◆ What to do
Scan the entries below and count the lines holding the string "skierowanych". Supply only the number.

◆ Given entries
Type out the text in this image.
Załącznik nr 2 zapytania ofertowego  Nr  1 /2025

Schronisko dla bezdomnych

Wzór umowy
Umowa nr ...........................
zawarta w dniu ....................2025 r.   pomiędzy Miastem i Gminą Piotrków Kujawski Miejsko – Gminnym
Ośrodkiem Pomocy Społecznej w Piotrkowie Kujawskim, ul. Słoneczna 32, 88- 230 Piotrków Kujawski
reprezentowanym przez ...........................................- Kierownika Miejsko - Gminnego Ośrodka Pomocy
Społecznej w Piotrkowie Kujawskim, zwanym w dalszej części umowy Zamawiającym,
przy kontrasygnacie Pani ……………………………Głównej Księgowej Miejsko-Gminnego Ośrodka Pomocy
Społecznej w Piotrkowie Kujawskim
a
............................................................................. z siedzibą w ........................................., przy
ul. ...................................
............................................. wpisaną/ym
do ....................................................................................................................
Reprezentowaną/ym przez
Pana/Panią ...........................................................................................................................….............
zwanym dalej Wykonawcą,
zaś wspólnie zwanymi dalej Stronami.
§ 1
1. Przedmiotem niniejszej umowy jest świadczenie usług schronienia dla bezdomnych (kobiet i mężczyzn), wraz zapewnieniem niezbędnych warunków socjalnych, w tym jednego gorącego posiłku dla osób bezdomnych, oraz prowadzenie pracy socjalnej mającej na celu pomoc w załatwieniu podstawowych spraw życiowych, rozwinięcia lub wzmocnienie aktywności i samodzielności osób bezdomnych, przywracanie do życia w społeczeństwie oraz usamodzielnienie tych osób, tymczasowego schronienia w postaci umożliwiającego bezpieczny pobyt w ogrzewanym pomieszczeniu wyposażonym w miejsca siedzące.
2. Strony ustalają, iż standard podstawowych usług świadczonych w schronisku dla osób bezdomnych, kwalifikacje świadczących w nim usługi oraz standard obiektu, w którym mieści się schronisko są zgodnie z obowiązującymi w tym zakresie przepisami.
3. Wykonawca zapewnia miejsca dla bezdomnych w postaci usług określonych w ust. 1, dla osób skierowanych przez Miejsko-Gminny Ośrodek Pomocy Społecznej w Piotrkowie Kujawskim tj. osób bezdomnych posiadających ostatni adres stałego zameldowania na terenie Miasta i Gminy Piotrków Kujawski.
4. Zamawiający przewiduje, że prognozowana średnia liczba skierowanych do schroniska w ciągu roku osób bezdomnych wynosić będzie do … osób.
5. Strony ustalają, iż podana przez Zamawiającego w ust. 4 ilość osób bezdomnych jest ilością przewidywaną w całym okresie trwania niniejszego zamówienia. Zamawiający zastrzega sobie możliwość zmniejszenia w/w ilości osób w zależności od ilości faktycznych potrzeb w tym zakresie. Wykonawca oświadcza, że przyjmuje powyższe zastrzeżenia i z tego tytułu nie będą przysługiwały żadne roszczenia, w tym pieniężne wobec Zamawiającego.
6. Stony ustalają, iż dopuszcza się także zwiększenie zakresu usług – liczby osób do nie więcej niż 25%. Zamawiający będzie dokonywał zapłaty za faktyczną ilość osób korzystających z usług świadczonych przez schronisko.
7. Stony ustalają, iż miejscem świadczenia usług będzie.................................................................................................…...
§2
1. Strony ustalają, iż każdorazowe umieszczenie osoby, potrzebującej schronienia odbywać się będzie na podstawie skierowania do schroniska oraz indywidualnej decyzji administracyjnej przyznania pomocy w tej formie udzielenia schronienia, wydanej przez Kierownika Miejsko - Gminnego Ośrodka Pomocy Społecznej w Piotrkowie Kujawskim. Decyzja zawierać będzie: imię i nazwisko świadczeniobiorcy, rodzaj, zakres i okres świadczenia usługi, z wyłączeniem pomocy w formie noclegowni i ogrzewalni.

◆ Task result
2